[Items listed in a dataset]
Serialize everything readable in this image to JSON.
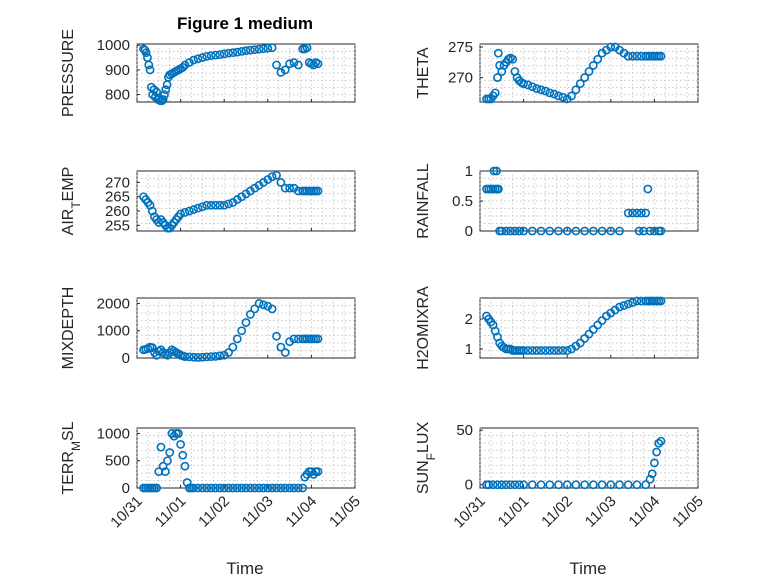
{
  "figure": {
    "title": "Figure 1 medium",
    "xlabel": "Time",
    "marker_color": "#0072bd"
  },
  "chart_data": [
    {
      "type": "scatter",
      "ylabel": "PRESSURE",
      "ylim": [
        770,
        1005
      ],
      "yticks": [
        800,
        900,
        1000
      ],
      "xlim": [
        "10/31",
        "11/05"
      ],
      "xticks": [
        "10/31",
        "11/01",
        "11/02",
        "11/03",
        "11/04",
        "11/05"
      ],
      "x": [
        0.15,
        0.18,
        0.21,
        0.24,
        0.27,
        0.3,
        0.33,
        0.36,
        0.39,
        0.42,
        0.45,
        0.48,
        0.51,
        0.54,
        0.57,
        0.6,
        0.63,
        0.66,
        0.69,
        0.72,
        0.75,
        0.8,
        0.85,
        0.9,
        0.95,
        1.0,
        1.05,
        1.1,
        1.2,
        1.3,
        1.4,
        1.5,
        1.6,
        1.7,
        1.8,
        1.9,
        2.0,
        2.1,
        2.2,
        2.3,
        2.4,
        2.5,
        2.6,
        2.7,
        2.8,
        2.9,
        3.0,
        3.1,
        3.2,
        3.3,
        3.4,
        3.5,
        3.6,
        3.7,
        3.8,
        3.85,
        3.9,
        3.95,
        4.0,
        4.05,
        4.1,
        4.15
      ],
      "y": [
        985,
        980,
        970,
        950,
        920,
        900,
        830,
        800,
        820,
        790,
        810,
        780,
        785,
        775,
        775,
        780,
        800,
        820,
        840,
        870,
        880,
        885,
        890,
        895,
        900,
        905,
        910,
        920,
        930,
        940,
        945,
        950,
        955,
        958,
        960,
        962,
        965,
        968,
        970,
        972,
        975,
        978,
        980,
        982,
        984,
        986,
        988,
        990,
        920,
        890,
        900,
        925,
        930,
        920,
        985,
        985,
        990,
        930,
        925,
        920,
        930,
        925
      ]
    },
    {
      "type": "scatter",
      "ylabel": "THETA",
      "ylim": [
        266,
        275.5
      ],
      "yticks": [
        270,
        275
      ],
      "xlim": [
        "10/31",
        "11/05"
      ],
      "xticks": [
        "10/31",
        "11/01",
        "11/02",
        "11/03",
        "11/04",
        "11/05"
      ],
      "x": [
        0.15,
        0.2,
        0.25,
        0.3,
        0.35,
        0.4,
        0.42,
        0.45,
        0.5,
        0.55,
        0.6,
        0.65,
        0.7,
        0.75,
        0.8,
        0.85,
        0.9,
        0.95,
        1.0,
        1.1,
        1.2,
        1.3,
        1.4,
        1.5,
        1.6,
        1.7,
        1.8,
        1.9,
        2.0,
        2.1,
        2.2,
        2.3,
        2.4,
        2.5,
        2.6,
        2.7,
        2.8,
        2.9,
        3.0,
        3.1,
        3.2,
        3.3,
        3.4,
        3.5,
        3.6,
        3.7,
        3.8,
        3.85,
        3.9,
        3.95,
        4.0,
        4.05,
        4.1,
        4.15
      ],
      "y": [
        266.5,
        266.5,
        266.5,
        267,
        267.5,
        270,
        274,
        272,
        271,
        272,
        272.5,
        273,
        273.2,
        273,
        271,
        270,
        269.5,
        269.2,
        269,
        268.8,
        268.5,
        268.2,
        268,
        267.8,
        267.5,
        267.3,
        267,
        266.8,
        266.5,
        267,
        268,
        269,
        270,
        271,
        272,
        273,
        274,
        274.5,
        275,
        275,
        274.5,
        274,
        273.5,
        273.5,
        273.5,
        273.5,
        273.5,
        273.5,
        273.5,
        273.5,
        273.5,
        273.5,
        273.5,
        273.5
      ]
    },
    {
      "type": "scatter",
      "ylabel": "AIR_TEMP",
      "ylim": [
        253,
        274
      ],
      "yticks": [
        255,
        260,
        265,
        270
      ],
      "xlim": [
        "10/31",
        "11/05"
      ],
      "xticks": [
        "10/31",
        "11/01",
        "11/02",
        "11/03",
        "11/04",
        "11/05"
      ],
      "x": [
        0.15,
        0.2,
        0.25,
        0.3,
        0.35,
        0.4,
        0.45,
        0.5,
        0.55,
        0.6,
        0.65,
        0.7,
        0.75,
        0.8,
        0.85,
        0.9,
        0.95,
        1.0,
        1.1,
        1.2,
        1.3,
        1.4,
        1.5,
        1.6,
        1.7,
        1.8,
        1.9,
        2.0,
        2.1,
        2.2,
        2.3,
        2.4,
        2.5,
        2.6,
        2.7,
        2.8,
        2.9,
        3.0,
        3.1,
        3.2,
        3.3,
        3.4,
        3.5,
        3.6,
        3.7,
        3.8,
        3.85,
        3.9,
        3.95,
        4.0,
        4.05,
        4.1,
        4.15
      ],
      "y": [
        265,
        264,
        263,
        262,
        260,
        258,
        257,
        256,
        257,
        256,
        255,
        254,
        254,
        255,
        256,
        257,
        258,
        259,
        259.5,
        260,
        260.5,
        261,
        261.5,
        262,
        262,
        262,
        262,
        262,
        262.5,
        263,
        264,
        265,
        266,
        267,
        268,
        269,
        270,
        271,
        272,
        272.5,
        270,
        268,
        268,
        268,
        267,
        267,
        267,
        267,
        267,
        267,
        267,
        267,
        267
      ]
    },
    {
      "type": "scatter",
      "ylabel": "RAINFALL",
      "ylim": [
        0,
        1
      ],
      "yticks": [
        0,
        0.5,
        1
      ],
      "xlim": [
        "10/31",
        "11/05"
      ],
      "xticks": [
        "10/31",
        "11/01",
        "11/02",
        "11/03",
        "11/04",
        "11/05"
      ],
      "x": [
        0.15,
        0.2,
        0.25,
        0.3,
        0.32,
        0.35,
        0.38,
        0.4,
        0.42,
        0.45,
        0.5,
        0.6,
        0.7,
        0.8,
        0.9,
        1.0,
        1.2,
        1.4,
        1.6,
        1.8,
        2.0,
        2.2,
        2.4,
        2.6,
        2.8,
        3.0,
        3.2,
        3.4,
        3.5,
        3.6,
        3.65,
        3.7,
        3.75,
        3.8,
        3.85,
        3.9,
        4.0,
        4.1,
        4.15
      ],
      "y": [
        0.7,
        0.7,
        0.7,
        0.7,
        1,
        0.7,
        1,
        0.7,
        0.7,
        0,
        0,
        0,
        0,
        0,
        0,
        0,
        0,
        0,
        0,
        0,
        0,
        0,
        0,
        0,
        0,
        0,
        0,
        0.3,
        0.3,
        0.3,
        0,
        0.3,
        0,
        0.3,
        0.7,
        0,
        0,
        0,
        0
      ]
    },
    {
      "type": "scatter",
      "ylabel": "MIXDEPTH",
      "ylim": [
        0,
        2200
      ],
      "yticks": [
        0,
        1000,
        2000
      ],
      "xlim": [
        "10/31",
        "11/05"
      ],
      "xticks": [
        "10/31",
        "11/01",
        "11/02",
        "11/03",
        "11/04",
        "11/05"
      ],
      "x": [
        0.15,
        0.2,
        0.25,
        0.3,
        0.35,
        0.4,
        0.45,
        0.5,
        0.55,
        0.6,
        0.65,
        0.7,
        0.75,
        0.8,
        0.85,
        0.9,
        0.95,
        1.0,
        1.05,
        1.1,
        1.2,
        1.3,
        1.4,
        1.5,
        1.6,
        1.7,
        1.8,
        1.9,
        2.0,
        2.1,
        2.2,
        2.3,
        2.4,
        2.5,
        2.6,
        2.7,
        2.8,
        2.9,
        3.0,
        3.1,
        3.2,
        3.3,
        3.4,
        3.5,
        3.6,
        3.7,
        3.8,
        3.85,
        3.9,
        3.95,
        4.0,
        4.05,
        4.1,
        4.15
      ],
      "y": [
        300,
        320,
        350,
        400,
        380,
        200,
        100,
        250,
        300,
        200,
        150,
        100,
        200,
        300,
        250,
        200,
        150,
        100,
        80,
        50,
        40,
        30,
        20,
        30,
        40,
        50,
        60,
        80,
        100,
        200,
        400,
        700,
        1000,
        1300,
        1600,
        1800,
        2000,
        1950,
        1900,
        1800,
        800,
        400,
        200,
        600,
        700,
        700,
        700,
        700,
        700,
        700,
        700,
        700,
        700,
        700
      ]
    },
    {
      "type": "scatter",
      "ylabel": "H2OMIXRA",
      "ylim": [
        0.7,
        2.7
      ],
      "yticks": [
        1,
        2
      ],
      "xlim": [
        "10/31",
        "11/05"
      ],
      "xticks": [
        "10/31",
        "11/01",
        "11/02",
        "11/03",
        "11/04",
        "11/05"
      ],
      "x": [
        0.15,
        0.2,
        0.25,
        0.3,
        0.35,
        0.4,
        0.45,
        0.5,
        0.55,
        0.6,
        0.65,
        0.7,
        0.75,
        0.8,
        0.85,
        0.9,
        0.95,
        1.0,
        1.1,
        1.2,
        1.3,
        1.4,
        1.5,
        1.6,
        1.7,
        1.8,
        1.9,
        2.0,
        2.1,
        2.2,
        2.3,
        2.4,
        2.5,
        2.6,
        2.7,
        2.8,
        2.9,
        3.0,
        3.1,
        3.2,
        3.3,
        3.4,
        3.5,
        3.6,
        3.7,
        3.8,
        3.85,
        3.9,
        3.95,
        4.0,
        4.05,
        4.1,
        4.15
      ],
      "y": [
        2.1,
        2.0,
        1.9,
        1.8,
        1.6,
        1.4,
        1.2,
        1.1,
        1.05,
        1.0,
        1.0,
        1.0,
        0.95,
        0.95,
        0.95,
        0.95,
        0.95,
        0.95,
        0.95,
        0.95,
        0.95,
        0.95,
        0.95,
        0.95,
        0.95,
        0.95,
        0.95,
        0.95,
        1.0,
        1.1,
        1.2,
        1.35,
        1.5,
        1.65,
        1.8,
        1.95,
        2.1,
        2.2,
        2.3,
        2.4,
        2.45,
        2.5,
        2.55,
        2.6,
        2.6,
        2.6,
        2.6,
        2.6,
        2.6,
        2.6,
        2.6,
        2.6,
        2.6
      ]
    },
    {
      "type": "scatter",
      "ylabel": "TERR_MSL",
      "ylim": [
        0,
        1100
      ],
      "yticks": [
        0,
        500,
        1000
      ],
      "xlim": [
        "10/31",
        "11/05"
      ],
      "xticks": [
        "10/31",
        "11/01",
        "11/02",
        "11/03",
        "11/04",
        "11/05"
      ],
      "x": [
        0.15,
        0.2,
        0.25,
        0.3,
        0.35,
        0.4,
        0.45,
        0.5,
        0.55,
        0.6,
        0.65,
        0.7,
        0.75,
        0.8,
        0.85,
        0.9,
        0.95,
        1.0,
        1.05,
        1.1,
        1.15,
        1.2,
        1.25,
        1.3,
        1.4,
        1.5,
        1.6,
        1.7,
        1.8,
        1.9,
        2.0,
        2.1,
        2.2,
        2.3,
        2.4,
        2.5,
        2.6,
        2.7,
        2.8,
        2.9,
        3.0,
        3.1,
        3.2,
        3.3,
        3.4,
        3.5,
        3.6,
        3.7,
        3.8,
        3.85,
        3.9,
        3.95,
        4.0,
        4.05,
        4.1,
        4.15
      ],
      "y": [
        0,
        0,
        0,
        0,
        0,
        0,
        0,
        300,
        750,
        400,
        300,
        500,
        650,
        1000,
        950,
        1000,
        1000,
        800,
        600,
        400,
        100,
        0,
        0,
        0,
        0,
        0,
        0,
        0,
        0,
        0,
        0,
        0,
        0,
        0,
        0,
        0,
        0,
        0,
        0,
        0,
        0,
        0,
        0,
        0,
        0,
        0,
        0,
        0,
        0,
        200,
        250,
        300,
        300,
        250,
        300,
        300
      ]
    },
    {
      "type": "scatter",
      "ylabel": "SUN_FLUX",
      "ylim": [
        -3,
        52
      ],
      "yticks": [
        0,
        50
      ],
      "xlim": [
        "10/31",
        "11/05"
      ],
      "xticks": [
        "10/31",
        "11/01",
        "11/02",
        "11/03",
        "11/04",
        "11/05"
      ],
      "x": [
        0.15,
        0.2,
        0.3,
        0.4,
        0.5,
        0.6,
        0.7,
        0.8,
        0.9,
        1.0,
        1.2,
        1.4,
        1.6,
        1.8,
        2.0,
        2.2,
        2.4,
        2.6,
        2.8,
        3.0,
        3.2,
        3.4,
        3.6,
        3.8,
        3.9,
        3.95,
        4.0,
        4.05,
        4.1,
        4.15
      ],
      "y": [
        0,
        0,
        0,
        0,
        0,
        0,
        0,
        0,
        0,
        0,
        0,
        0,
        0,
        0,
        0,
        0,
        0,
        0,
        0,
        0,
        0,
        0,
        0,
        0,
        5,
        10,
        20,
        30,
        38,
        40
      ]
    }
  ]
}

* **GIVEN EXERCISE**
Gather each line from the entries above that includes the word "ylabel".

* **SOLUTION TO THIS TASK**
      "ylabel": "PRESSURE",
      "ylabel": "THETA",
      "ylabel": "AIR_TEMP",
      "ylabel": "RAINFALL",
      "ylabel": "MIXDEPTH",
      "ylabel": "H2OMIXRA",
      "ylabel": "TERR_MSL",
      "ylabel": "SUN_FLUX",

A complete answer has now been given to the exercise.